# Exercise material
___

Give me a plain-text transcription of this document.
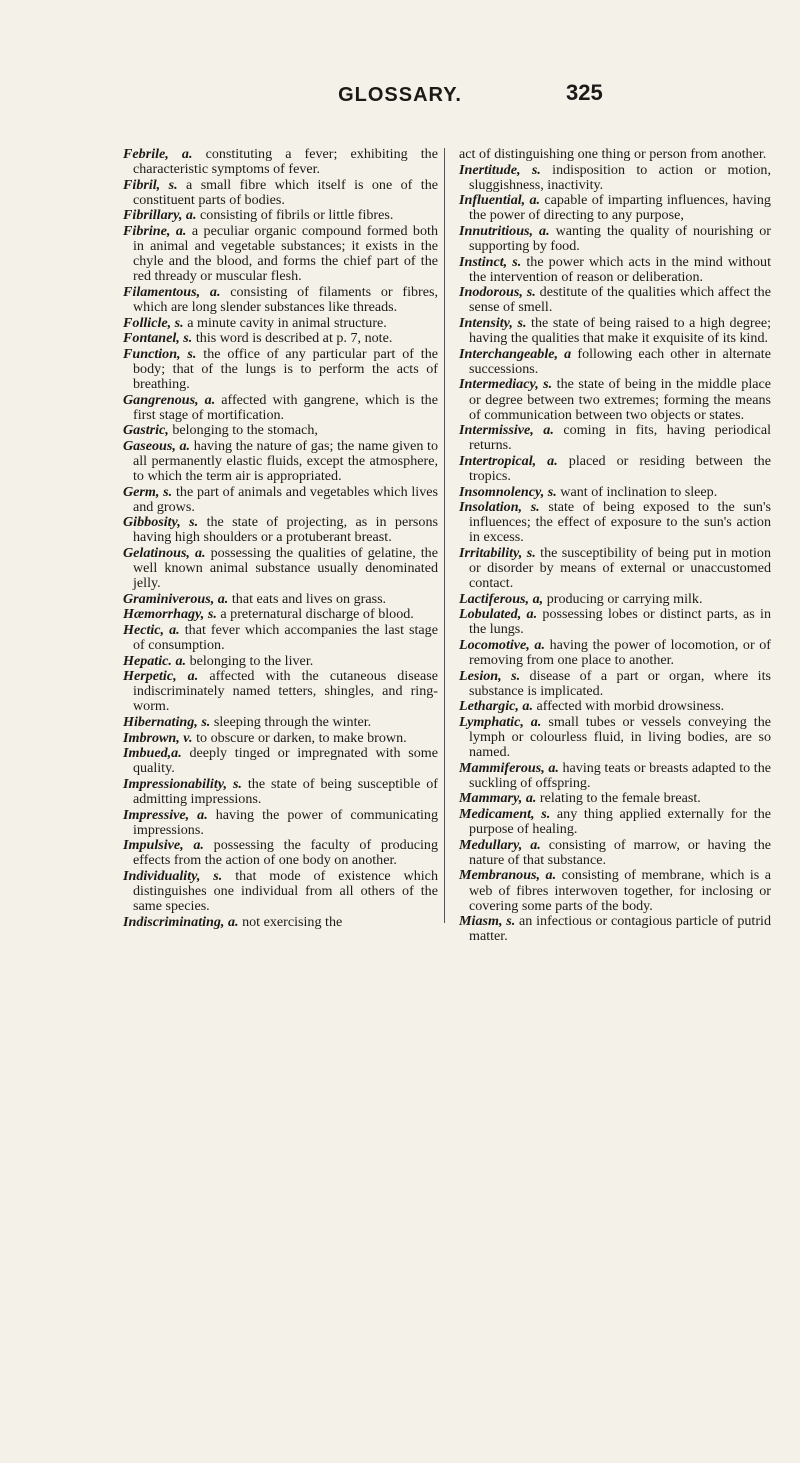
GLOSSARY.	325

Febrile, a. constituting a fever; exhibiting the characteristic symptoms of fever.

Fibril, s. a small fibre which itself is one of the constituent parts of bodies.

Fibrillary, a. consisting of fibrils or little fibres.

Fibrine, a. a peculiar organic compound formed both in animal and vegetable substances; it exists in the chyle and the blood, and forms the chief part of the red thready or muscular flesh.

Filamentous, a. consisting of filaments or fibres, which are long slender substances like threads.

Follicle, s. a minute cavity in animal structure.

Fontanel, s. this word is described at p. 7, note.

Function, s. the office of any particular part of the body; that of the lungs is to perform the acts of breathing.

Gangrenous, a. affected with gangrene, which is the first stage of mortification.

Gastric, belonging to the stomach,

Gaseous, a. having the nature of gas; the name given to all permanently elastic fluids, except the atmosphere, to which the term air is appropriated.

Germ, s. the part of animals and vegetables which lives and grows.

Gibbosity, s. the state of projecting, as in persons having high shoulders or a protuberant breast.

Gelatinous, a. possessing the qualities of gelatine, the well known animal substance usually denominated jelly.

Graminiverous, a. that eats and lives on grass.

Hæmorrhagy, s. a preternatural discharge of blood.

Hectic, a. that fever which accompanies the last stage of consumption.

Hepatic. a. belonging to the liver.

Herpetic, a. affected with the cutaneous disease indiscriminately named tetters, shingles, and ring-worm.

Hibernating, s. sleeping through the winter.

Imbrown, v. to obscure or darken, to make brown.

Imbued,a. deeply tinged or impregnated with some quality.

Impressionability, s. the state of being susceptible of admitting impressions.

Impressive, a. having the power of communicating impressions.

Impulsive, a. possessing the faculty of producing effects from the action of one body on another.

Individuality, s. that mode of existence which distinguishes one individual from all others of the same species.

Indiscriminating, a. not exercising the

act of distinguishing one thing or person from another.

Inertitude, s. indisposition to action or motion, sluggishness, inactivity.

Influential, a. capable of imparting influences, having the power of directing to any purpose,

Innutritious, a. wanting the quality of nourishing or supporting by food.

Instinct, s. the power which acts in the mind without the intervention of reason or deliberation.

Inodorous, s. destitute of the qualities which affect the sense of smell.

Intensity, s. the state of being raised to a high degree; having the qualities that make it exquisite of its kind.

Interchangeable, a following each other in alternate successions.

Intermediacy, s. the state of being in the middle place or degree between two extremes; forming the means of communication between two objects or states.

Intermissive, a. coming in fits, having periodical returns.

Intertropical, a. placed or residing between the tropics.

Insomnolency, s. want of inclination to sleep.

Insolation, s. state of being exposed to the sun's influences; the effect of exposure to the sun's action in excess.

Irritability, s. the susceptibility of being put in motion or disorder by means of external or unaccustomed contact.

Lactiferous, a, producing or carrying milk.

Lobulated, a. possessing lobes or distinct parts, as in the lungs.

Locomotive, a. having the power of locomotion, or of removing from one place to another.

Lesion, s. disease of a part or organ, where its substance is implicated.

Lethargic, a. affected with morbid drowsiness.

Lymphatic, a. small tubes or vessels conveying the lymph or colourless fluid, in living bodies, are so named.

Mammiferous, a. having teats or breasts adapted to the suckling of offspring.

Mammary, a. relating to the female breast.

Medicament, s. any thing applied externally for the purpose of healing.

Medullary, a. consisting of marrow, or having the nature of that substance.

Membranous, a. consisting of membrane, which is a web of fibres interwoven together, for inclosing or covering some parts of the body.

Miasm, s. an infectious or contagious particle of putrid matter.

___

# Your instructions
Copy out the data above exactly, except the pictures.

# Task result
Give me a plain-text transcription of this document.
GLOSSARY.	325

Febrile, a. constituting a fever; exhibiting the characteristic symptoms of fever.

Fibril, s. a small fibre which itself is one of the constituent parts of bodies.

Fibrillary, a. consisting of fibrils or little fibres.

Fibrine, a. a peculiar organic compound formed both in animal and vegetable substances; it exists in the chyle and the blood, and forms the chief part of the red thready or muscular flesh.

Filamentous, a. consisting of filaments or fibres, which are long slender substances like threads.

Follicle, s. a minute cavity in animal structure.

Fontanel, s. this word is described at p. 7, note.

Function, s. the office of any particular part of the body; that of the lungs is to perform the acts of breathing.

Gangrenous, a. affected with gangrene, which is the first stage of mortification.

Gastric, belonging to the stomach,

Gaseous, a. having the nature of gas; the name given to all permanently elastic fluids, except the atmosphere, to which the term air is appropriated.

Germ, s. the part of animals and vegetables which lives and grows.

Gibbosity, s. the state of projecting, as in persons having high shoulders or a protuberant breast.

Gelatinous, a. possessing the qualities of gelatine, the well known animal substance usually denominated jelly.

Graminiverous, a. that eats and lives on grass.

Hæmorrhagy, s. a preternatural discharge of blood.

Hectic, a. that fever which accompanies the last stage of consumption.

Hepatic. a. belonging to the liver.

Herpetic, a. affected with the cutaneous disease indiscriminately named tetters, shingles, and ring-worm.

Hibernating, s. sleeping through the winter.

Imbrown, v. to obscure or darken, to make brown.

Imbued,a. deeply tinged or impregnated with some quality.

Impressionability, s. the state of being susceptible of admitting impressions.

Impressive, a. having the power of communicating impressions.

Impulsive, a. possessing the faculty of producing effects from the action of one body on another.

Individuality, s. that mode of existence which distinguishes one individual from all others of the same species.

Indiscriminating, a. not exercising the

act of distinguishing one thing or person from another.

Inertitude, s. indisposition to action or motion, sluggishness, inactivity.

Influential, a. capable of imparting influences, having the power of directing to any purpose,

Innutritious, a. wanting the quality of nourishing or supporting by food.

Instinct, s. the power which acts in the mind without the intervention of reason or deliberation.

Inodorous, s. destitute of the qualities which affect the sense of smell.

Intensity, s. the state of being raised to a high degree; having the qualities that make it exquisite of its kind.

Interchangeable, a following each other in alternate successions.

Intermediacy, s. the state of being in the middle place or degree between two extremes; forming the means of communication between two objects or states.

Intermissive, a. coming in fits, having periodical returns.

Intertropical, a. placed or residing between the tropics.

Insomnolency, s. want of inclination to sleep.

Insolation, s. state of being exposed to the sun's influences; the effect of exposure to the sun's action in excess.

Irritability, s. the susceptibility of being put in motion or disorder by means of external or unaccustomed contact.

Lactiferous, a, producing or carrying milk.

Lobulated, a. possessing lobes or distinct parts, as in the lungs.

Locomotive, a. having the power of locomotion, or of removing from one place to another.

Lesion, s. disease of a part or organ, where its substance is implicated.

Lethargic, a. affected with morbid drowsiness.

Lymphatic, a. small tubes or vessels conveying the lymph or colourless fluid, in living bodies, are so named.

Mammiferous, a. having teats or breasts adapted to the suckling of offspring.

Mammary, a. relating to the female breast.

Medicament, s. any thing applied externally for the purpose of healing.

Medullary, a. consisting of marrow, or having the nature of that substance.

Membranous, a. consisting of membrane, which is a web of fibres interwoven together, for inclosing or covering some parts of the body.

Miasm, s. an infectious or contagious particle of putrid matter.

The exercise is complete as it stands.